Location
- New Westminster New Westminster in Metro Vancouver Canada
- Coordinates: 49°12′14″N 122°54′57″W﻿ / ﻿49.2039°N 122.9159°W

District information
- Superintendent: Mark Davidson
- Schools: 13
- Budget: CA$96(2024–2025) million

Students and staff
- Students: 7,500

Other information
- Website: newwestschools.ca

= School District 40 New Westminster =

School district in New Westminster, British Columbia, Canada

School District 40 New Westminster is a school district based in New Westminster, British Columbia, Canada.

The school board serves the city of New Westminster, including the neighbourhood of Queensborough on Lulu Island.

==New Westminster School Board members==
Elected on October 15, 2022. By-election for one member on February 3, 2024.

========

• REQUIREMENTS:
1) Write out the part of the School District 40 text that opens with the words containing "School District 40 New Westminster is" and closes with "February 3, 2024.".
2) Restate the paragraph of the School District 40 text beginning "The school board serves" in fewer words, keeping its main facts.
3) Using the School District 40 text, decide whether each statement agrees with it, answering yes or no and quoting the deciding words: (a) The district has 13 schools. (b) Queensborough lies on Lulu Island. (c) The district has about 13,000 students.
The entries after this point play no part in the work here.

========

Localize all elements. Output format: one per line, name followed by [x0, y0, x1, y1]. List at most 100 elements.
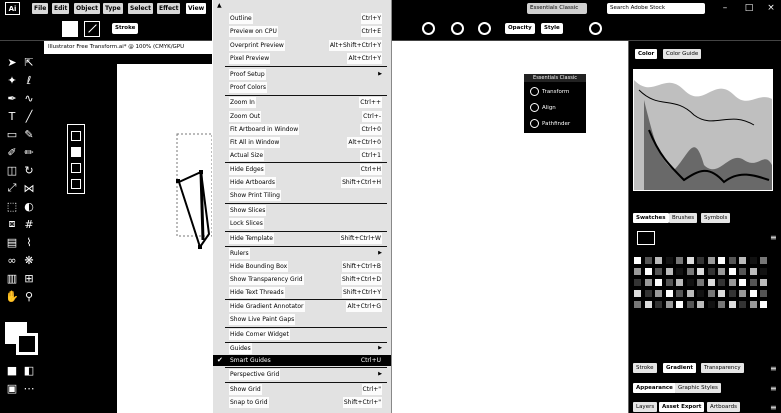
swatch-tile[interactable] [685, 278, 695, 287]
color-mode-icon[interactable]: ■ [5, 363, 19, 377]
menu-item-fit-all[interactable]: Fit All in Window Alt+Ctrl+0 [213, 137, 391, 148]
panel-menu-icon[interactable]: ≡ [770, 384, 777, 393]
menu-item-actual-size[interactable]: Actual Size Ctrl+1 [213, 150, 391, 161]
swatch-tile[interactable] [727, 300, 737, 309]
menu-item-proof-colors[interactable]: Proof Colors [213, 82, 391, 93]
swatch-tile[interactable] [685, 256, 695, 265]
direct-selection-icon[interactable]: ⇱ [22, 55, 36, 69]
palette-item-pathfinder[interactable]: Pathfinder [530, 118, 584, 130]
menu-item-hide-gradient-annotator[interactable]: Hide Gradient Annotator Alt+Ctrl+G [213, 301, 391, 312]
perspective-grid-icon[interactable]: ⧈ [5, 217, 19, 231]
menu-edit[interactable]: Edit [52, 3, 70, 14]
swatch-tile[interactable] [759, 289, 768, 298]
swatch-tile[interactable] [696, 300, 705, 309]
stock-search-input[interactable]: Search Adobe Stock [607, 3, 705, 14]
line-tool-icon[interactable]: ╱ [22, 109, 36, 123]
gradient-tool-icon[interactable]: ▤ [5, 235, 19, 249]
menu-item-preview-cpu[interactable]: Preview on CPU Ctrl+E [213, 26, 391, 37]
swatch-tile[interactable] [748, 256, 758, 265]
recolor-icon[interactable] [422, 22, 435, 35]
palette-item-transform[interactable]: Transform [530, 86, 584, 98]
swatch-tile[interactable] [675, 267, 684, 276]
swatch-tile[interactable] [759, 300, 768, 309]
color-spectrum-preview[interactable] [633, 69, 773, 191]
swatch-tile[interactable] [675, 300, 684, 309]
swatch-tile[interactable] [696, 267, 705, 276]
artboard[interactable] [117, 64, 212, 413]
shaper-icon[interactable]: ✐ [5, 145, 19, 159]
swatch-tile[interactable] [675, 256, 684, 265]
stroke-weight-button[interactable]: Stroke [112, 23, 139, 34]
free-distort-icon[interactable] [71, 179, 81, 189]
transform-icon[interactable] [478, 22, 491, 35]
menu-object[interactable]: Object [74, 3, 100, 14]
tab-gradient[interactable]: Gradient [663, 363, 697, 373]
palette-item-align[interactable]: Align [530, 102, 584, 114]
tab-transparency[interactable]: Transparency [701, 363, 744, 373]
swatch-tile[interactable] [633, 267, 642, 276]
swatch-tile[interactable] [748, 289, 758, 298]
menu-scroll-up-icon[interactable]: ▲ [217, 2, 222, 9]
menu-item-show-grid[interactable]: Show Grid Ctrl+" [213, 384, 391, 395]
free-transform-mode-icon[interactable] [71, 147, 81, 157]
style-button[interactable]: Style [541, 23, 563, 34]
width-tool-icon[interactable]: ⋈ [22, 181, 36, 195]
screen-mode-icon[interactable]: ▣ [5, 381, 19, 395]
blend-tool-icon[interactable]: ∞ [5, 253, 19, 267]
symbol-sprayer-icon[interactable]: ❋ [22, 253, 36, 267]
menu-item-show-print-tiling[interactable]: Show Print Tiling [213, 190, 391, 201]
menu-item-overprint-preview[interactable]: Overprint Preview Alt+Shift+Ctrl+Y [213, 40, 391, 51]
menu-item-show-slices[interactable]: Show Slices [213, 205, 391, 216]
menu-view[interactable]: View [186, 3, 207, 14]
menu-item-outline[interactable]: Outline Ctrl+Y [213, 13, 391, 24]
swatch-tile[interactable] [664, 256, 674, 265]
swatch-tile[interactable] [696, 278, 705, 287]
close-button[interactable]: × [764, 1, 778, 15]
swatch-tile[interactable] [748, 278, 758, 287]
rectangle-tool-icon[interactable]: ▭ [5, 127, 19, 141]
menu-item-hide-corner-widget[interactable]: Hide Corner Widget [213, 329, 391, 340]
free-transform-icon[interactable]: ⬚ [5, 199, 19, 213]
swatch-tile[interactable] [706, 289, 716, 298]
menu-item-rulers[interactable]: Rulers ▶ [213, 248, 391, 259]
swatch-tile[interactable] [738, 267, 747, 276]
swatch-tile[interactable] [759, 267, 768, 276]
zoom-tool-icon[interactable]: ⚲ [22, 289, 36, 303]
artboard-tool-icon[interactable]: ⊞ [22, 271, 36, 285]
eyedropper-icon[interactable]: ⌇ [22, 235, 36, 249]
workspace-area[interactable] [392, 41, 628, 413]
minimize-button[interactable]: – [718, 1, 732, 15]
menu-item-hide-bounding-box[interactable]: Hide Bounding Box Shift+Ctrl+B [213, 261, 391, 272]
swatch-tile[interactable] [748, 300, 758, 309]
menu-item-proof-setup[interactable]: Proof Setup ▶ [213, 69, 391, 80]
panel-menu-icon[interactable]: ≡ [770, 364, 777, 373]
swatch-tile[interactable] [685, 289, 695, 298]
arrange-icon[interactable] [589, 22, 602, 35]
fill-color-swatch[interactable] [62, 21, 78, 37]
swatch-libraries-icon[interactable] [637, 231, 655, 245]
swatch-tile[interactable] [738, 256, 747, 265]
tab-symbols[interactable]: Symbols [701, 213, 731, 223]
swatch-tile[interactable] [748, 267, 758, 276]
swatch-tile[interactable] [738, 278, 747, 287]
menu-item-pixel-preview[interactable]: Pixel Preview Alt+Ctrl+Y [213, 53, 391, 64]
document-tab[interactable]: Illustrator Free Transform.ai* @ 100% (C… [44, 41, 212, 54]
swatch-tile[interactable] [727, 267, 737, 276]
swatch-tile[interactable] [643, 256, 653, 265]
tab-appearance[interactable]: Appearance [633, 383, 676, 393]
menu-item-zoom-out[interactable]: Zoom Out Ctrl+- [213, 111, 391, 122]
menu-item-show-live-paint-gaps[interactable]: Show Live Paint Gaps [213, 314, 391, 325]
menu-select[interactable]: Select [128, 3, 153, 14]
menu-item-snap-to-grid[interactable]: Snap to Grid Shift+Ctrl+" [213, 397, 391, 408]
swatch-tile[interactable] [738, 300, 747, 309]
swatch-tile[interactable] [717, 289, 726, 298]
draw-mode-icon[interactable]: ◧ [22, 363, 36, 377]
lasso-icon[interactable]: ℓ [22, 73, 36, 87]
swatch-tile[interactable] [633, 256, 642, 265]
swatch-tile[interactable] [643, 278, 653, 287]
swatch-tile[interactable] [654, 267, 663, 276]
menu-item-zoom-in[interactable]: Zoom In Ctrl++ [213, 97, 391, 108]
swatch-tile[interactable] [664, 278, 674, 287]
swatch-tile[interactable] [706, 300, 716, 309]
swatch-tile[interactable] [654, 289, 663, 298]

========

• RESPONSES TO THE EXERCISE:
1)
School District 40 New Westminster is a school district based in New Westminster, British Columbia, Canada.

The school board serves the city of New Westminster, including the neighbourhood of Queensborough on Lulu Island.

==New Westminster School Board members==
Elected on October 15, 2022. By-election for one member on February 3, 2024.

2) The board serves New Westminster, Queensborough on Lulu Island included.

3)
(a) Yes: "Schools: 13".
(b) Yes: "the neighbourhood of Queensborough on Lulu Island".
(c) No: "Students: 7,500".